[Requirements] Copy out the entries exactly, from the first line to the last.

[Entries taken from a collection]
───

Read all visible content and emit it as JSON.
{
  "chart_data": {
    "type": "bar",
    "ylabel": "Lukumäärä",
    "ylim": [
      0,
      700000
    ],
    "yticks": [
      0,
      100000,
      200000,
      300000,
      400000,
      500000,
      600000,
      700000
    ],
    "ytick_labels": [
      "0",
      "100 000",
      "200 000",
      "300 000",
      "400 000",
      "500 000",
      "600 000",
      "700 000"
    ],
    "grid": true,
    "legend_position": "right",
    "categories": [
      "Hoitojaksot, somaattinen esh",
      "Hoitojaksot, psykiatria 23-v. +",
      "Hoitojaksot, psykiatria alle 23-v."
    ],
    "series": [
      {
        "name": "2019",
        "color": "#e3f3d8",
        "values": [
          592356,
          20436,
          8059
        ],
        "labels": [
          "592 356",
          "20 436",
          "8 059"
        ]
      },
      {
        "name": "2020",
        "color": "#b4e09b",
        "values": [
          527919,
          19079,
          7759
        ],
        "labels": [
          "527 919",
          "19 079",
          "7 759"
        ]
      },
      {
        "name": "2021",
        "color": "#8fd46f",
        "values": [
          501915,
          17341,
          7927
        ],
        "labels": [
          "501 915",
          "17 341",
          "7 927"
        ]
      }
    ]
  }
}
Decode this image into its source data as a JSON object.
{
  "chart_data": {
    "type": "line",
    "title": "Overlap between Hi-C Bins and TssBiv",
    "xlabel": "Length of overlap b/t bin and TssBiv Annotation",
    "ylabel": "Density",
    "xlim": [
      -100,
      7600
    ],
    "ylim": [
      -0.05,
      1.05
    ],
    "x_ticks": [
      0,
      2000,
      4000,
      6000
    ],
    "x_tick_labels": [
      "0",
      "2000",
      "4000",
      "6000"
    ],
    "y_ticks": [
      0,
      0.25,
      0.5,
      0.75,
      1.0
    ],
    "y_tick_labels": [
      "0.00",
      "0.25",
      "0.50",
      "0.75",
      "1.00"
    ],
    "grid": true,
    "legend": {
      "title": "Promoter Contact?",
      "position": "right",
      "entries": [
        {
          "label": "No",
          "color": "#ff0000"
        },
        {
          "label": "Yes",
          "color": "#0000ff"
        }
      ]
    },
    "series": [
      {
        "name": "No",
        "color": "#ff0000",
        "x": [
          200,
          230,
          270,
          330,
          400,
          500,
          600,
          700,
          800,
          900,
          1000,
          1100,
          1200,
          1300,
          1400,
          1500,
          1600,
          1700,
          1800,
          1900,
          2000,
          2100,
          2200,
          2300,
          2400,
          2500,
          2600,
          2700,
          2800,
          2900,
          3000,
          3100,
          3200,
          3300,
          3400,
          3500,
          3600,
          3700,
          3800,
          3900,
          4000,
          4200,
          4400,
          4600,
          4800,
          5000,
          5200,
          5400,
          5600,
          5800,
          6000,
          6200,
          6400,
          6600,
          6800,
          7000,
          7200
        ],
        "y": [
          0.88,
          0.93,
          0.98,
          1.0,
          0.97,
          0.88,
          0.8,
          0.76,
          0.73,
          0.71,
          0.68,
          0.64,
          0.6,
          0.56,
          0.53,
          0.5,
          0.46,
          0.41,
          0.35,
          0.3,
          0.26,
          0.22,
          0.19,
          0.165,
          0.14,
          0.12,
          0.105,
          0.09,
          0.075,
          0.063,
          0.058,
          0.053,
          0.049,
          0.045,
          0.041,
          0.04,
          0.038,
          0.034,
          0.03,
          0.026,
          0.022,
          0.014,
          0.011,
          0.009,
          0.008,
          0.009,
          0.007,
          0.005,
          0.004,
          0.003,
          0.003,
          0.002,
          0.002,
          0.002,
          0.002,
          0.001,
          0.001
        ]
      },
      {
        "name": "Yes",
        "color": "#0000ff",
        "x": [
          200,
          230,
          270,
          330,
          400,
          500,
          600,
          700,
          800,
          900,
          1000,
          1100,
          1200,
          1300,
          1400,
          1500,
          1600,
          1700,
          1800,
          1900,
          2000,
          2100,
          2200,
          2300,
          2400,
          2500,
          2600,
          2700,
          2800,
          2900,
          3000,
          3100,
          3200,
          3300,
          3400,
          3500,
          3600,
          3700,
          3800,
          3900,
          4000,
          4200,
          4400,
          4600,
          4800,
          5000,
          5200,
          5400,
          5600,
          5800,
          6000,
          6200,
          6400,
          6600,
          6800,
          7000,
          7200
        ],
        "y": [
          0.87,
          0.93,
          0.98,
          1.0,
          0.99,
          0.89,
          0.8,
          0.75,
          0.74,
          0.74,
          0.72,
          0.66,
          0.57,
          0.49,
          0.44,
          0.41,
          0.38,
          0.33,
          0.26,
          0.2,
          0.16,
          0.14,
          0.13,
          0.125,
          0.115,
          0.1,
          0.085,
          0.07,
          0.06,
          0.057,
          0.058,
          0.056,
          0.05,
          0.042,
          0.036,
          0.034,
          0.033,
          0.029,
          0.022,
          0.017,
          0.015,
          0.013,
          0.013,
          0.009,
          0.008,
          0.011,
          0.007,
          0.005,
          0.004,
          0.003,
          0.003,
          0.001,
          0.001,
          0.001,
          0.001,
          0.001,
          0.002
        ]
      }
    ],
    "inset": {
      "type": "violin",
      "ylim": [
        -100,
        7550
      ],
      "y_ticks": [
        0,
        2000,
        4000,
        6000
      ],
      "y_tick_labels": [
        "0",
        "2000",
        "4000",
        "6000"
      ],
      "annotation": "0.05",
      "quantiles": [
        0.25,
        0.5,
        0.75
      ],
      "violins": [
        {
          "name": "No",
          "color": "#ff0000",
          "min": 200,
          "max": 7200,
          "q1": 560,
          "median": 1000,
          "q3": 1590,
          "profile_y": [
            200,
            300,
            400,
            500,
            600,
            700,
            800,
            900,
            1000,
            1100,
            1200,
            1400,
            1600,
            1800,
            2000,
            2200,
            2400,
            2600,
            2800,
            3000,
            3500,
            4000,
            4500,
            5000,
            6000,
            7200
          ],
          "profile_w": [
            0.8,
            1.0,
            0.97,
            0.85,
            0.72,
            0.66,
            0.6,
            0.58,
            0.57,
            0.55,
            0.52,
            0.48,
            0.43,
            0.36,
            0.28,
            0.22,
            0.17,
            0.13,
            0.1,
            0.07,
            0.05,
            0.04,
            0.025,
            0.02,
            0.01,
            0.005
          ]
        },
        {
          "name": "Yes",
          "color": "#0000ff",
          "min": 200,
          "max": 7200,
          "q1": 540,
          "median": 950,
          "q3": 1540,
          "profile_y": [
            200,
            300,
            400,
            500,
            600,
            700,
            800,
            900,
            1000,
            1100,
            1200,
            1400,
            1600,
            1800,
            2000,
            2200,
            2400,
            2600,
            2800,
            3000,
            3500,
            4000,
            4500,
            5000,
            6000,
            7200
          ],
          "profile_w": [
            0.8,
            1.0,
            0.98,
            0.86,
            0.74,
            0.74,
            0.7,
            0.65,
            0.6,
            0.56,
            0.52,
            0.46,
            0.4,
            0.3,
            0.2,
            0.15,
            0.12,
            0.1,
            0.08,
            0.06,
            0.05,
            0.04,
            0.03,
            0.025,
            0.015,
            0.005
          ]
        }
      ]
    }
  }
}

───

[Result of this task]
Read all visible content and emit it as JSON.
{
  "chart_data": {
    "type": "bar",
    "ylabel": "Lukumäärä",
    "ylim": [
      0,
      700000
    ],
    "yticks": [
      0,
      100000,
      200000,
      300000,
      400000,
      500000,
      600000,
      700000
    ],
    "ytick_labels": [
      "0",
      "100 000",
      "200 000",
      "300 000",
      "400 000",
      "500 000",
      "600 000",
      "700 000"
    ],
    "grid": true,
    "legend_position": "right",
    "categories": [
      "Hoitojaksot, somaattinen esh",
      "Hoitojaksot, psykiatria 23-v. +",
      "Hoitojaksot, psykiatria alle 23-v."
    ],
    "series": [
      {
        "name": "2019",
        "color": "#e3f3d8",
        "values": [
          592356,
          20436,
          8059
        ],
        "labels": [
          "592 356",
          "20 436",
          "8 059"
        ]
      },
      {
        "name": "2020",
        "color": "#b4e09b",
        "values": [
          527919,
          19079,
          7759
        ],
        "labels": [
          "527 919",
          "19 079",
          "7 759"
        ]
      },
      {
        "name": "2021",
        "color": "#8fd46f",
        "values": [
          501915,
          17341,
          7927
        ],
        "labels": [
          "501 915",
          "17 341",
          "7 927"
        ]
      }
    ]
  }
}
Decode this image into its source data as a JSON object.
{
  "chart_data": {
    "type": "line",
    "title": "Overlap between Hi-C Bins and TssBiv",
    "xlabel": "Length of overlap b/t bin and TssBiv Annotation",
    "ylabel": "Density",
    "xlim": [
      -100,
      7600
    ],
    "ylim": [
      -0.05,
      1.05
    ],
    "x_ticks": [
      0,
      2000,
      4000,
      6000
    ],
    "x_tick_labels": [
      "0",
      "2000",
      "4000",
      "6000"
    ],
    "y_ticks": [
      0,
      0.25,
      0.5,
      0.75,
      1.0
    ],
    "y_tick_labels": [
      "0.00",
      "0.25",
      "0.50",
      "0.75",
      "1.00"
    ],
    "grid": true,
    "legend": {
      "title": "Promoter Contact?",
      "position": "right",
      "entries": [
        {
          "label": "No",
          "color": "#ff0000"
        },
        {
          "label": "Yes",
          "color": "#0000ff"
        }
      ]
    },
    "series": [
      {
        "name": "No",
        "color": "#ff0000",
        "x": [
          200,
          230,
          270,
          330,
          400,
          500,
          600,
          700,
          800,
          900,
          1000,
          1100,
          1200,
          1300,
          1400,
          1500,
          1600,
          1700,
          1800,
          1900,
          2000,
          2100,
          2200,
          2300,
          2400,
          2500,
          2600,
          2700,
          2800,
          2900,
          3000,
          3100,
          3200,
          3300,
          3400,
          3500,
          3600,
          3700,
          3800,
          3900,
          4000,
          4200,
          4400,
          4600,
          4800,
          5000,
          5200,
          5400,
          5600,
          5800,
          6000,
          6200,
          6400,
          6600,
          6800,
          7000,
          7200
        ],
        "y": [
          0.88,
          0.93,
          0.98,
          1.0,
          0.97,
          0.88,
          0.8,
          0.76,
          0.73,
          0.71,
          0.68,
          0.64,
          0.6,
          0.56,
          0.53,
          0.5,
          0.46,
          0.41,
          0.35,
          0.3,
          0.26,
          0.22,
          0.19,
          0.165,
          0.14,
          0.12,
          0.105,
          0.09,
          0.075,
          0.063,
          0.058,
          0.053,
          0.049,
          0.045,
          0.041,
          0.04,
          0.038,
          0.034,
          0.03,
          0.026,
          0.022,
          0.014,
          0.011,
          0.009,
          0.008,
          0.009,
          0.007,
          0.005,
          0.004,
          0.003,
          0.003,
          0.002,
          0.002,
          0.002,
          0.002,
          0.001,
          0.001
        ]
      },
      {
        "name": "Yes",
        "color": "#0000ff",
        "x": [
          200,
          230,
          270,
          330,
          400,
          500,
          600,
          700,
          800,
          900,
          1000,
          1100,
          1200,
          1300,
          1400,
          1500,
          1600,
          1700,
          1800,
          1900,
          2000,
          2100,
          2200,
          2300,
          2400,
          2500,
          2600,
          2700,
          2800,
          2900,
          3000,
          3100,
          3200,
          3300,
          3400,
          3500,
          3600,
          3700,
          3800,
          3900,
          4000,
          4200,
          4400,
          4600,
          4800,
          5000,
          5200,
          5400,
          5600,
          5800,
          6000,
          6200,
          6400,
          6600,
          6800,
          7000,
          7200
        ],
        "y": [
          0.87,
          0.93,
          0.98,
          1.0,
          0.99,
          0.89,
          0.8,
          0.75,
          0.74,
          0.74,
          0.72,
          0.66,
          0.57,
          0.49,
          0.44,
          0.41,
          0.38,
          0.33,
          0.26,
          0.2,
          0.16,
          0.14,
          0.13,
          0.125,
          0.115,
          0.1,
          0.085,
          0.07,
          0.06,
          0.057,
          0.058,
          0.056,
          0.05,
          0.042,
          0.036,
          0.034,
          0.033,
          0.029,
          0.022,
          0.017,
          0.015,
          0.013,
          0.013,
          0.009,
          0.008,
          0.011,
          0.007,
          0.005,
          0.004,
          0.003,
          0.003,
          0.001,
          0.001,
          0.001,
          0.001,
          0.001,
          0.002
        ]
      }
    ],
    "inset": {
      "type": "violin",
      "ylim": [
        -100,
        7550
      ],
      "y_ticks": [
        0,
        2000,
        4000,
        6000
      ],
      "y_tick_labels": [
        "0",
        "2000",
        "4000",
        "6000"
      ],
      "annotation": "0.05",
      "quantiles": [
        0.25,
        0.5,
        0.75
      ],
      "violins": [
        {
          "name": "No",
          "color": "#ff0000",
          "min": 200,
          "max": 7200,
          "q1": 560,
          "median": 1000,
          "q3": 1590,
          "profile_y": [
            200,
            300,
            400,
            500,
            600,
            700,
            800,
            900,
            1000,
            1100,
            1200,
            1400,
            1600,
            1800,
            2000,
            2200,
            2400,
            2600,
            2800,
            3000,
            3500,
            4000,
            4500,
            5000,
            6000,
            7200
          ],
          "profile_w": [
            0.8,
            1.0,
            0.97,
            0.85,
            0.72,
            0.66,
            0.6,
            0.58,
            0.57,
            0.55,
            0.52,
            0.48,
            0.43,
            0.36,
            0.28,
            0.22,
            0.17,
            0.13,
            0.1,
            0.07,
            0.05,
            0.04,
            0.025,
            0.02,
            0.01,
            0.005
          ]
        },
        {
          "name": "Yes",
          "color": "#0000ff",
          "min": 200,
          "max": 7200,
          "q1": 540,
          "median": 950,
          "q3": 1540,
          "profile_y": [
            200,
            300,
            400,
            500,
            600,
            700,
            800,
            900,
            1000,
            1100,
            1200,
            1400,
            1600,
            1800,
            2000,
            2200,
            2400,
            2600,
            2800,
            3000,
            3500,
            4000,
            4500,
            5000,
            6000,
            7200
          ],
          "profile_w": [
            0.8,
            1.0,
            0.98,
            0.86,
            0.74,
            0.74,
            0.7,
            0.65,
            0.6,
            0.56,
            0.52,
            0.46,
            0.4,
            0.3,
            0.2,
            0.15,
            0.12,
            0.1,
            0.08,
            0.06,
            0.05,
            0.04,
            0.03,
            0.025,
            0.015,
            0.005
          ]
        }
      ]
    }
  }
}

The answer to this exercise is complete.